== THE PROBLEM ==
Where a line in the listing contains the string "percent", copy that line out.

== SUPPLIED RECORDS ==
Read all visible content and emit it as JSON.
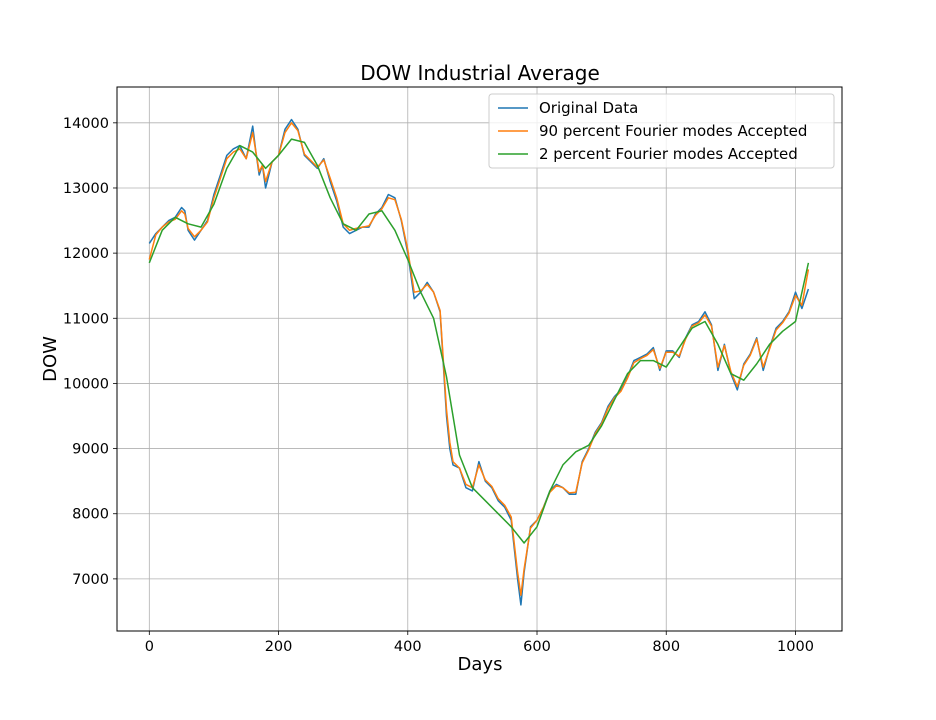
{
  "chart_data": {
    "type": "line",
    "title": "DOW Industrial Average",
    "xlabel": "Days",
    "ylabel": "DOW",
    "xlim": [
      -50,
      1072
    ],
    "ylim": [
      6200,
      14550
    ],
    "xticks": [
      0,
      200,
      400,
      600,
      800,
      1000
    ],
    "yticks": [
      7000,
      8000,
      9000,
      10000,
      11000,
      12000,
      13000,
      14000
    ],
    "grid": true,
    "legend_position": "top-right",
    "colors": {
      "original": "#1f77b4",
      "ninety": "#ff7f0e",
      "two": "#2ca02c"
    },
    "series": [
      {
        "name": "Original Data",
        "key": "original",
        "x": [
          0,
          10,
          20,
          30,
          40,
          50,
          55,
          60,
          70,
          80,
          90,
          100,
          110,
          120,
          130,
          140,
          150,
          160,
          165,
          170,
          175,
          180,
          190,
          200,
          210,
          220,
          230,
          240,
          250,
          260,
          270,
          280,
          290,
          300,
          310,
          320,
          330,
          340,
          350,
          360,
          370,
          380,
          390,
          400,
          410,
          420,
          430,
          440,
          450,
          460,
          465,
          470,
          480,
          490,
          500,
          510,
          520,
          530,
          540,
          550,
          560,
          570,
          575,
          580,
          590,
          600,
          610,
          620,
          630,
          640,
          650,
          660,
          670,
          680,
          690,
          700,
          710,
          720,
          730,
          740,
          750,
          760,
          770,
          780,
          790,
          800,
          810,
          820,
          830,
          840,
          850,
          860,
          870,
          880,
          890,
          900,
          910,
          920,
          930,
          940,
          950,
          960,
          970,
          980,
          990,
          1000,
          1010,
          1020
        ],
        "y": [
          12150,
          12300,
          12400,
          12500,
          12550,
          12700,
          12650,
          12350,
          12200,
          12350,
          12500,
          12900,
          13200,
          13500,
          13600,
          13650,
          13450,
          13950,
          13550,
          13200,
          13350,
          13000,
          13400,
          13500,
          13900,
          14050,
          13900,
          13500,
          13400,
          13300,
          13450,
          13100,
          12800,
          12400,
          12300,
          12350,
          12400,
          12400,
          12600,
          12700,
          12900,
          12850,
          12500,
          12000,
          11300,
          11400,
          11550,
          11400,
          11100,
          9500,
          9000,
          8750,
          8700,
          8400,
          8350,
          8800,
          8500,
          8400,
          8200,
          8100,
          7900,
          7000,
          6600,
          7100,
          7800,
          7900,
          8100,
          8350,
          8450,
          8400,
          8300,
          8300,
          8800,
          9000,
          9250,
          9400,
          9650,
          9800,
          9900,
          10100,
          10350,
          10400,
          10450,
          10550,
          10200,
          10500,
          10500,
          10400,
          10700,
          10900,
          10950,
          11100,
          10900,
          10200,
          10600,
          10150,
          9900,
          10300,
          10450,
          10700,
          10200,
          10550,
          10850,
          10950,
          11100,
          11400,
          11150,
          11450
        ]
      },
      {
        "name": "90 percent Fourier modes Accepted",
        "key": "ninety",
        "x": [
          0,
          10,
          20,
          30,
          40,
          50,
          55,
          60,
          70,
          80,
          90,
          100,
          110,
          120,
          130,
          140,
          150,
          160,
          165,
          170,
          175,
          180,
          190,
          200,
          210,
          220,
          230,
          240,
          250,
          260,
          270,
          280,
          290,
          300,
          310,
          320,
          330,
          340,
          350,
          360,
          370,
          380,
          390,
          400,
          410,
          420,
          430,
          440,
          450,
          460,
          465,
          470,
          480,
          490,
          500,
          510,
          520,
          530,
          540,
          550,
          560,
          570,
          575,
          580,
          590,
          600,
          610,
          620,
          630,
          640,
          650,
          660,
          670,
          680,
          690,
          700,
          710,
          720,
          730,
          740,
          750,
          760,
          770,
          780,
          790,
          800,
          810,
          820,
          830,
          840,
          850,
          860,
          870,
          880,
          890,
          900,
          910,
          920,
          930,
          940,
          950,
          960,
          970,
          980,
          990,
          1000,
          1010,
          1020
        ],
        "y": [
          11900,
          12280,
          12400,
          12480,
          12520,
          12650,
          12600,
          12380,
          12250,
          12350,
          12480,
          12850,
          13150,
          13450,
          13550,
          13600,
          13450,
          13850,
          13550,
          13250,
          13350,
          13100,
          13400,
          13500,
          13850,
          14000,
          13880,
          13520,
          13420,
          13320,
          13430,
          13150,
          12850,
          12450,
          12350,
          12380,
          12400,
          12420,
          12580,
          12680,
          12850,
          12820,
          12520,
          12050,
          11400,
          11420,
          11520,
          11400,
          11120,
          9600,
          9100,
          8800,
          8700,
          8450,
          8400,
          8750,
          8520,
          8420,
          8230,
          8130,
          7950,
          7100,
          6750,
          7150,
          7780,
          7900,
          8100,
          8330,
          8430,
          8400,
          8320,
          8330,
          8780,
          8980,
          9230,
          9380,
          9620,
          9780,
          9880,
          10080,
          10320,
          10380,
          10430,
          10520,
          10230,
          10480,
          10480,
          10420,
          10680,
          10880,
          10930,
          11050,
          10880,
          10250,
          10580,
          10180,
          9950,
          10280,
          10430,
          10680,
          10250,
          10530,
          10820,
          10930,
          11080,
          11350,
          11200,
          11750
        ]
      },
      {
        "name": "2 percent Fourier modes Accepted",
        "key": "two",
        "x": [
          0,
          20,
          40,
          60,
          80,
          100,
          120,
          140,
          160,
          180,
          200,
          220,
          240,
          260,
          280,
          300,
          320,
          340,
          360,
          380,
          400,
          420,
          440,
          460,
          480,
          500,
          520,
          540,
          560,
          580,
          600,
          620,
          640,
          660,
          680,
          700,
          720,
          740,
          760,
          780,
          800,
          820,
          840,
          860,
          880,
          900,
          920,
          940,
          960,
          980,
          1000,
          1020
        ],
        "y": [
          11850,
          12350,
          12550,
          12450,
          12400,
          12750,
          13300,
          13650,
          13550,
          13300,
          13500,
          13750,
          13700,
          13350,
          12850,
          12450,
          12350,
          12600,
          12650,
          12350,
          11900,
          11400,
          11000,
          10100,
          8900,
          8400,
          8200,
          8000,
          7800,
          7550,
          7800,
          8350,
          8750,
          8950,
          9050,
          9350,
          9750,
          10150,
          10350,
          10350,
          10250,
          10550,
          10850,
          10950,
          10600,
          10150,
          10050,
          10300,
          10600,
          10800,
          10950,
          11850
        ]
      }
    ]
  }
}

== REPLY TO THE EXERCISE ==
        "name": "90 percent Fourier modes Accepted",
        "name": "2 percent Fourier modes Accepted",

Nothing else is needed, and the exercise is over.